EXERCISE DESCRIPTION:
Render the material again word for word, skipping the pictures in it.
+ + +
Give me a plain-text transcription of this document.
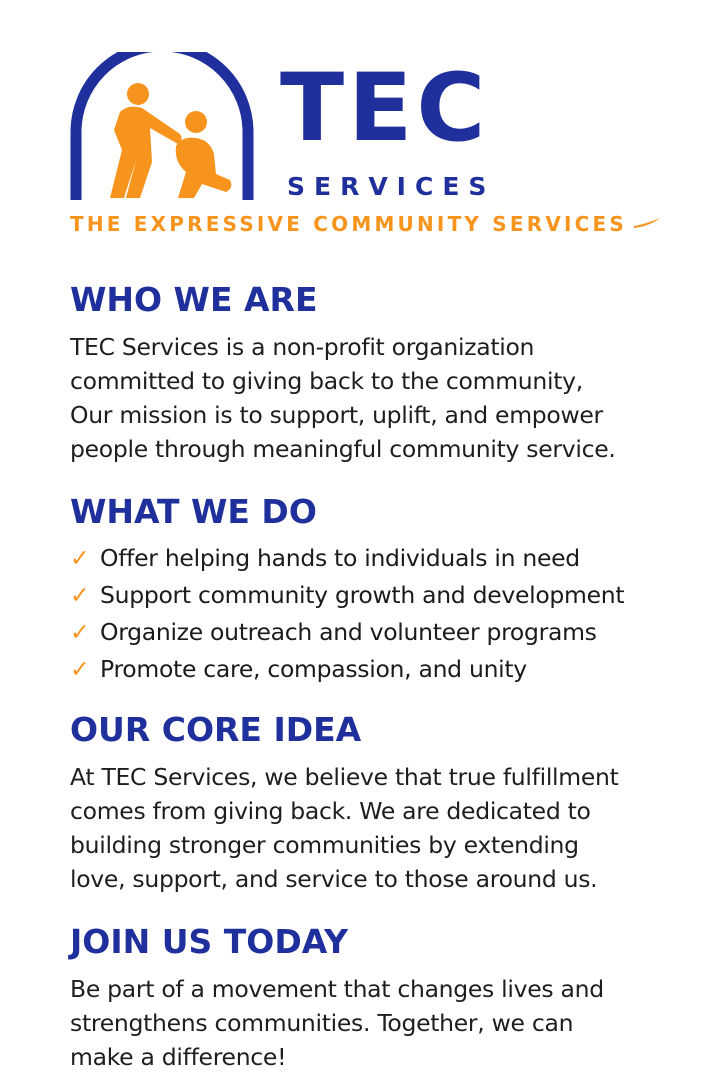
TEC
SERVICES
THE EXPRESSIVE COMMUNITY SERVICES
WHO WE ARE

TEC Services is a non-profit organization
committed to giving back to the community,
Our mission is to support, uplift, and empower
people through meaningful community service.

WHAT WE DO
✓ Offer helping hands to individuals in need
✓ Support community growth and development
✓ Organize outreach and volunteer programs
✓ Promote care, compassion, and unity
OUR CORE IDEA

At TEC Services, we believe that true fulfillment
comes from giving back. We are dedicated to
building stronger communities by extending
love, support, and service to those around us.

JOIN US TODAY

Be part of a movement that changes lives and
strengthens communities. Together, we can
make a difference!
+ + +
SOLUTION TO THE EXERCISE:
Give me a plain-text transcription of this document.
TEC
SERVICES
THE EXPRESSIVE COMMUNITY SERVICES
WHO WE ARE

TEC Services is a non-profit organization
committed to giving back to the community,
Our mission is to support, uplift, and empower
people through meaningful community service.

WHAT WE DO
✓ Offer helping hands to individuals in need
✓ Support community growth and development
✓ Organize outreach and volunteer programs
✓ Promote care, compassion, and unity
OUR CORE IDEA

At TEC Services, we believe that true fulfillment
comes from giving back. We are dedicated to
building stronger communities by extending
love, support, and service to those around us.

JOIN US TODAY

Be part of a movement that changes lives and
strengthens communities. Together, we can
make a difference!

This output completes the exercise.